Short exercise: Could every line of the data be printed exactly as it reads?

Dataset entries on figures
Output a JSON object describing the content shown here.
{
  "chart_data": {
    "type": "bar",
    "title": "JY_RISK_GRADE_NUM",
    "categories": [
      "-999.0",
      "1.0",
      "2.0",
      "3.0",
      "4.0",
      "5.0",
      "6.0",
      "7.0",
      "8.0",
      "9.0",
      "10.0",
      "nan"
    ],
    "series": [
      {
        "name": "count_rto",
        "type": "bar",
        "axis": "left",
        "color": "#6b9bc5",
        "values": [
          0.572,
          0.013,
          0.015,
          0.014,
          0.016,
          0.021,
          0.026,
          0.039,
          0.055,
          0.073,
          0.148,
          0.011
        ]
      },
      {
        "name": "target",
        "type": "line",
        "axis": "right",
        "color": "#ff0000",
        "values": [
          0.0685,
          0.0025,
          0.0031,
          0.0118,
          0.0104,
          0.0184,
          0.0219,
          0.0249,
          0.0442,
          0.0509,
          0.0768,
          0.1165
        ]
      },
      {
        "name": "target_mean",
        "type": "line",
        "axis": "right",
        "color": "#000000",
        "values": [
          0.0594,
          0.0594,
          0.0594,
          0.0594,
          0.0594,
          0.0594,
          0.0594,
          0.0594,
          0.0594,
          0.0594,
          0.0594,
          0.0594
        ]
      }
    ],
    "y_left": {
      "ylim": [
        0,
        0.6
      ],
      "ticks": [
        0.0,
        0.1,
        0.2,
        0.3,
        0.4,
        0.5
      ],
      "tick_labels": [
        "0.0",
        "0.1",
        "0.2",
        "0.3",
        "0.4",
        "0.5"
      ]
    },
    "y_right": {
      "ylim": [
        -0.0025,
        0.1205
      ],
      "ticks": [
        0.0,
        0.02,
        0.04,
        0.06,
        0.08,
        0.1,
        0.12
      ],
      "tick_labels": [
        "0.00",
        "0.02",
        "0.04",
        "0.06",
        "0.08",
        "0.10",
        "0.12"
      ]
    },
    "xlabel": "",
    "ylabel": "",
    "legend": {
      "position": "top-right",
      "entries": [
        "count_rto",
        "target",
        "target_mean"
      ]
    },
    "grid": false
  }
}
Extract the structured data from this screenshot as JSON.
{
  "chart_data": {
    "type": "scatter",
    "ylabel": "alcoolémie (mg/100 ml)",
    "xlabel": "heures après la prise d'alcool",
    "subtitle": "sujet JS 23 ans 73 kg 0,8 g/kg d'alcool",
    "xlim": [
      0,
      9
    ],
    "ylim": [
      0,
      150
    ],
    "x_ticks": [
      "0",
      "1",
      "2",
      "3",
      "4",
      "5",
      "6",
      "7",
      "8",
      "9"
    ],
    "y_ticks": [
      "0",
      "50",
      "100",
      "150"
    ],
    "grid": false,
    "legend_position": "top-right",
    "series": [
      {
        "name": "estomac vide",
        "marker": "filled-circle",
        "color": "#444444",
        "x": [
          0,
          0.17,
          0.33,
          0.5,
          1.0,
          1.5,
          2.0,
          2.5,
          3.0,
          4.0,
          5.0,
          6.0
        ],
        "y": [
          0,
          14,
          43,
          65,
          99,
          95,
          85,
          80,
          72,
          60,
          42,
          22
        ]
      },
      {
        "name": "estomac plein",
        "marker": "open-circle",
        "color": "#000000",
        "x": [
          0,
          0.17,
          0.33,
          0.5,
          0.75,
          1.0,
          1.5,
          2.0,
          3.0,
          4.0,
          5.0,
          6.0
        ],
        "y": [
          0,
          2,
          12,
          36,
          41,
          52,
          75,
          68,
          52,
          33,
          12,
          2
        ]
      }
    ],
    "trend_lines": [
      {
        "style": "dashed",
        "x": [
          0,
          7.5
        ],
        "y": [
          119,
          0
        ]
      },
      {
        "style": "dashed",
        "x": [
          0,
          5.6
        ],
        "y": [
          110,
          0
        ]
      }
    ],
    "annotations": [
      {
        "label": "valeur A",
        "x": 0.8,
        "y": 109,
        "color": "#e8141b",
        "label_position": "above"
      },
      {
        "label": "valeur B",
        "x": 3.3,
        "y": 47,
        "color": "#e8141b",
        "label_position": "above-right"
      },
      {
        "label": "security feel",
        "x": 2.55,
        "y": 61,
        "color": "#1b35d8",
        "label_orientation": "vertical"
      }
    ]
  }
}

Answer to this problem:
Output a JSON object describing the content shown here.
{
  "chart_data": {
    "type": "bar",
    "title": "JY_RISK_GRADE_NUM",
    "categories": [
      "-999.0",
      "1.0",
      "2.0",
      "3.0",
      "4.0",
      "5.0",
      "6.0",
      "7.0",
      "8.0",
      "9.0",
      "10.0",
      "nan"
    ],
    "series": [
      {
        "name": "count_rto",
        "type": "bar",
        "axis": "left",
        "color": "#6b9bc5",
        "values": [
          0.572,
          0.013,
          0.015,
          0.014,
          0.016,
          0.021,
          0.026,
          0.039,
          0.055,
          0.073,
          0.148,
          0.011
        ]
      },
      {
        "name": "target",
        "type": "line",
        "axis": "right",
        "color": "#ff0000",
        "values": [
          0.0685,
          0.0025,
          0.0031,
          0.0118,
          0.0104,
          0.0184,
          0.0219,
          0.0249,
          0.0442,
          0.0509,
          0.0768,
          0.1165
        ]
      },
      {
        "name": "target_mean",
        "type": "line",
        "axis": "right",
        "color": "#000000",
        "values": [
          0.0594,
          0.0594,
          0.0594,
          0.0594,
          0.0594,
          0.0594,
          0.0594,
          0.0594,
          0.0594,
          0.0594,
          0.0594,
          0.0594
        ]
      }
    ],
    "y_left": {
      "ylim": [
        0,
        0.6
      ],
      "ticks": [
        0.0,
        0.1,
        0.2,
        0.3,
        0.4,
        0.5
      ],
      "tick_labels": [
        "0.0",
        "0.1",
        "0.2",
        "0.3",
        "0.4",
        "0.5"
      ]
    },
    "y_right": {
      "ylim": [
        -0.0025,
        0.1205
      ],
      "ticks": [
        0.0,
        0.02,
        0.04,
        0.06,
        0.08,
        0.1,
        0.12
      ],
      "tick_labels": [
        "0.00",
        "0.02",
        "0.04",
        "0.06",
        "0.08",
        "0.10",
        "0.12"
      ]
    },
    "xlabel": "",
    "ylabel": "",
    "legend": {
      "position": "top-right",
      "entries": [
        "count_rto",
        "target",
        "target_mean"
      ]
    },
    "grid": false
  }
}
Extract the structured data from this screenshot as JSON.
{
  "chart_data": {
    "type": "scatter",
    "ylabel": "alcoolémie (mg/100 ml)",
    "xlabel": "heures après la prise d'alcool",
    "subtitle": "sujet JS 23 ans 73 kg 0,8 g/kg d'alcool",
    "xlim": [
      0,
      9
    ],
    "ylim": [
      0,
      150
    ],
    "x_ticks": [
      "0",
      "1",
      "2",
      "3",
      "4",
      "5",
      "6",
      "7",
      "8",
      "9"
    ],
    "y_ticks": [
      "0",
      "50",
      "100",
      "150"
    ],
    "grid": false,
    "legend_position": "top-right",
    "series": [
      {
        "name": "estomac vide",
        "marker": "filled-circle",
        "color": "#444444",
        "x": [
          0,
          0.17,
          0.33,
          0.5,
          1.0,
          1.5,
          2.0,
          2.5,
          3.0,
          4.0,
          5.0,
          6.0
        ],
        "y": [
          0,
          14,
          43,
          65,
          99,
          95,
          85,
          80,
          72,
          60,
          42,
          22
        ]
      },
      {
        "name": "estomac plein",
        "marker": "open-circle",
        "color": "#000000",
        "x": [
          0,
          0.17,
          0.33,
          0.5,
          0.75,
          1.0,
          1.5,
          2.0,
          3.0,
          4.0,
          5.0,
          6.0
        ],
        "y": [
          0,
          2,
          12,
          36,
          41,
          52,
          75,
          68,
          52,
          33,
          12,
          2
        ]
      }
    ],
    "trend_lines": [
      {
        "style": "dashed",
        "x": [
          0,
          7.5
        ],
        "y": [
          119,
          0
        ]
      },
      {
        "style": "dashed",
        "x": [
          0,
          5.6
        ],
        "y": [
          110,
          0
        ]
      }
    ],
    "annotations": [
      {
        "label": "valeur A",
        "x": 0.8,
        "y": 109,
        "color": "#e8141b",
        "label_position": "above"
      },
      {
        "label": "valeur B",
        "x": 3.3,
        "y": 47,
        "color": "#e8141b",
        "label_position": "above-right"
      },
      {
        "label": "security feel",
        "x": 2.55,
        "y": 61,
        "color": "#1b35d8",
        "label_orientation": "vertical"
      }
    ]
  }
}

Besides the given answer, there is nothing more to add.